- [Prompt] Quote the entries word for word. Omit the pictures.

- [Entries provided]
****************
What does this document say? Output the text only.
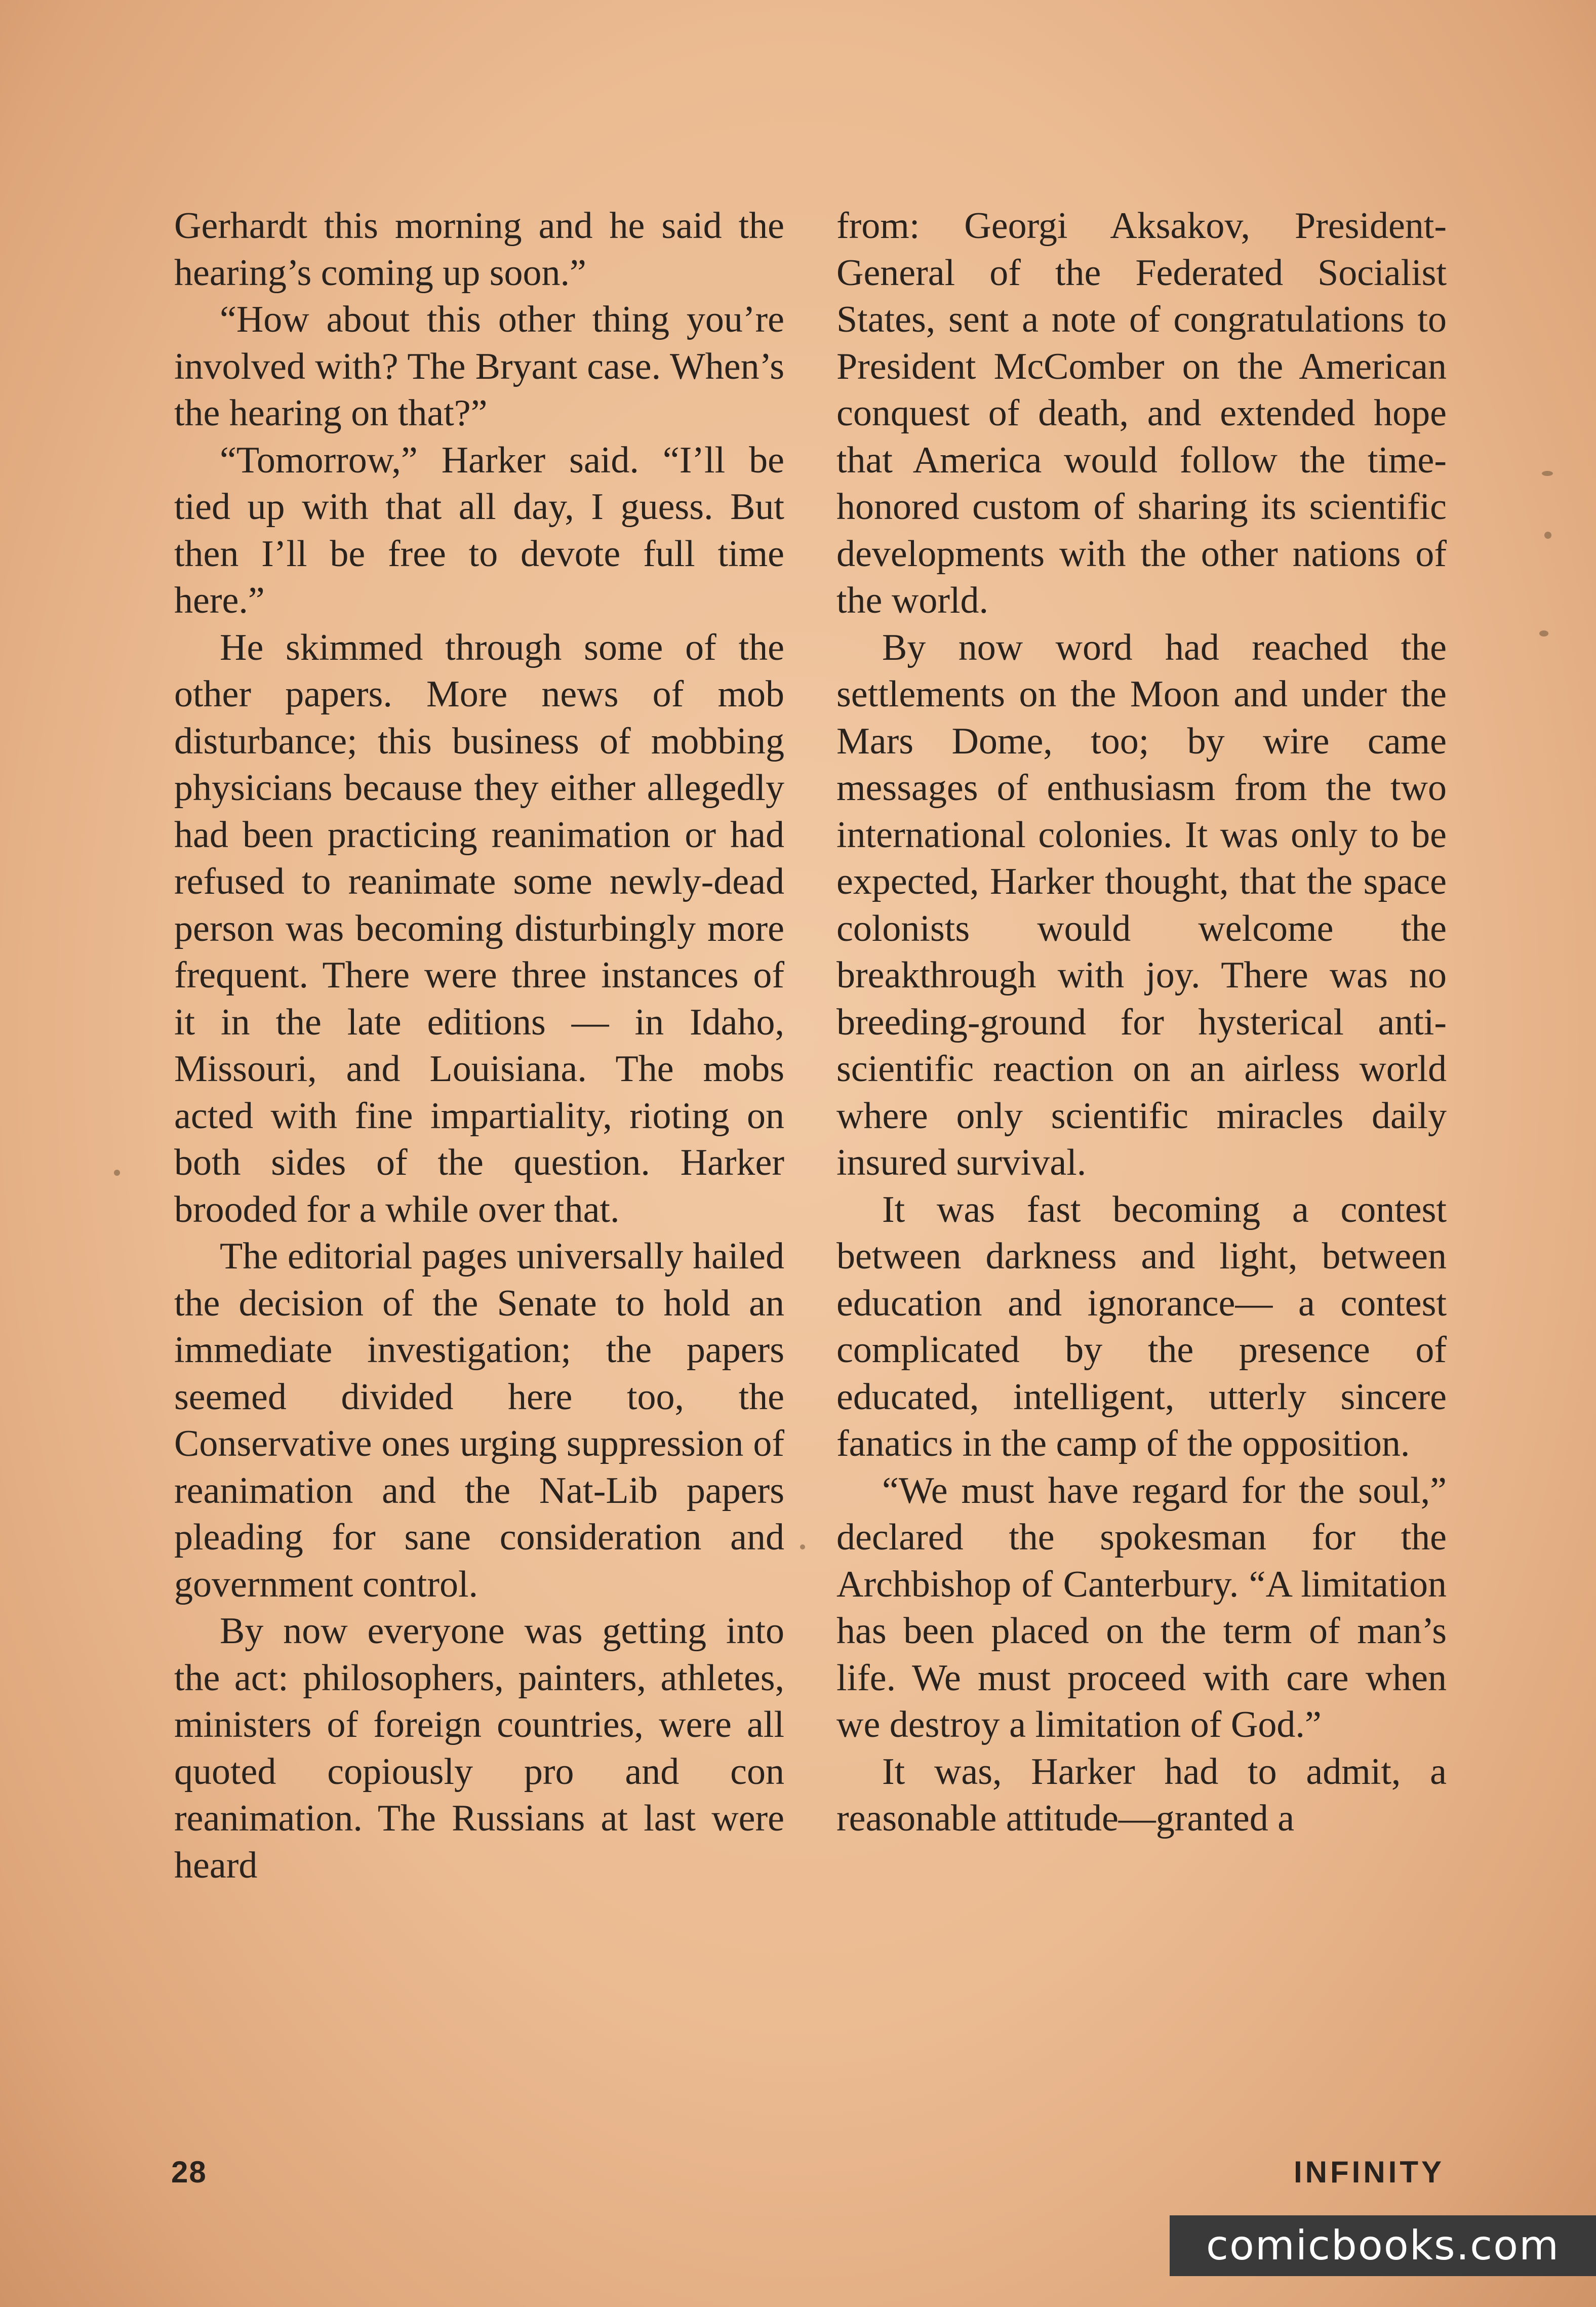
Gerhardt this morning and he said the hearing’s coming up soon.”

“How about this other thing you’re involved with? The Bryant case. When’s the hearing on that?”

“Tomorrow,” Harker said. “I’ll be tied up with that all day, I guess. But then I’ll be free to devote full time here.”

He skimmed through some of the other papers. More news of mob disturbance; this business of mobbing physicians because they either allegedly had been practicing reanimation or had refused to reanimate some newly-dead person was becoming disturbingly more frequent. There were three instances of it in the late editions — in Idaho, Missouri, and Louisiana. The mobs acted with fine impartiality, rioting on both sides of the question. Harker brooded for a while over that.

The editorial pages universally hailed the decision of the Senate to hold an immediate investigation; the papers seemed divided here too, the Conservative ones urging suppression of reanimation and the Nat-Lib papers pleading for sane consideration and government control.

By now everyone was getting into the act: philosophers, painters, athletes, ministers of foreign countries, were all quoted copiously pro and con reanimation. The Russians at last were heard

from: Georgi Aksakov, President-General of the Federated Socialist States, sent a note of congratulations to President McComber on the American conquest of death, and extended hope that America would follow the time-honored custom of sharing its scientific developments with the other nations of the world.

By now word had reached the settlements on the Moon and under the Mars Dome, too; by wire came messages of enthusiasm from the two international colonies. It was only to be expected, Harker thought, that the space colonists would welcome the breakthrough with joy. There was no breeding-ground for hysterical anti-scientific reaction on an airless world where only scientific miracles daily insured survival.

It was fast becoming a contest between darkness and light, between education and ignorance— a contest complicated by the presence of educated, intelligent, utterly sincere fanatics in the camp of the opposition.

“We must have regard for the soul,” declared the spokesman for the Archbishop of Canterbury. “A limitation has been placed on the term of man’s life. We must proceed with care when we destroy a limitation of God.”

It was, Harker had to admit, a reasonable attitude—granted a

28	INFINITY
comicbooks.com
****************
- [Correct response]
What does this document say? Output the text only.
Gerhardt this morning and he said the hearing’s coming up soon.”

“How about this other thing you’re involved with? The Bryant case. When’s the hearing on that?”

“Tomorrow,” Harker said. “I’ll be tied up with that all day, I guess. But then I’ll be free to devote full time here.”

He skimmed through some of the other papers. More news of mob disturbance; this business of mobbing physicians because they either allegedly had been practicing reanimation or had refused to reanimate some newly-dead person was becoming disturbingly more frequent. There were three instances of it in the late editions — in Idaho, Missouri, and Louisiana. The mobs acted with fine impartiality, rioting on both sides of the question. Harker brooded for a while over that.

The editorial pages universally hailed the decision of the Senate to hold an immediate investigation; the papers seemed divided here too, the Conservative ones urging suppression of reanimation and the Nat-Lib papers pleading for sane consideration and government control.

By now everyone was getting into the act: philosophers, painters, athletes, ministers of foreign countries, were all quoted copiously pro and con reanimation. The Russians at last were heard

from: Georgi Aksakov, President-General of the Federated Socialist States, sent a note of congratulations to President McComber on the American conquest of death, and extended hope that America would follow the time-honored custom of sharing its scientific developments with the other nations of the world.

By now word had reached the settlements on the Moon and under the Mars Dome, too; by wire came messages of enthusiasm from the two international colonies. It was only to be expected, Harker thought, that the space colonists would welcome the breakthrough with joy. There was no breeding-ground for hysterical anti-scientific reaction on an airless world where only scientific miracles daily insured survival.

It was fast becoming a contest between darkness and light, between education and ignorance— a contest complicated by the presence of educated, intelligent, utterly sincere fanatics in the camp of the opposition.

“We must have regard for the soul,” declared the spokesman for the Archbishop of Canterbury. “A limitation has been placed on the term of man’s life. We must proceed with care when we destroy a limitation of God.”

It was, Harker had to admit, a reasonable attitude—granted a

28	INFINITY
comicbooks.com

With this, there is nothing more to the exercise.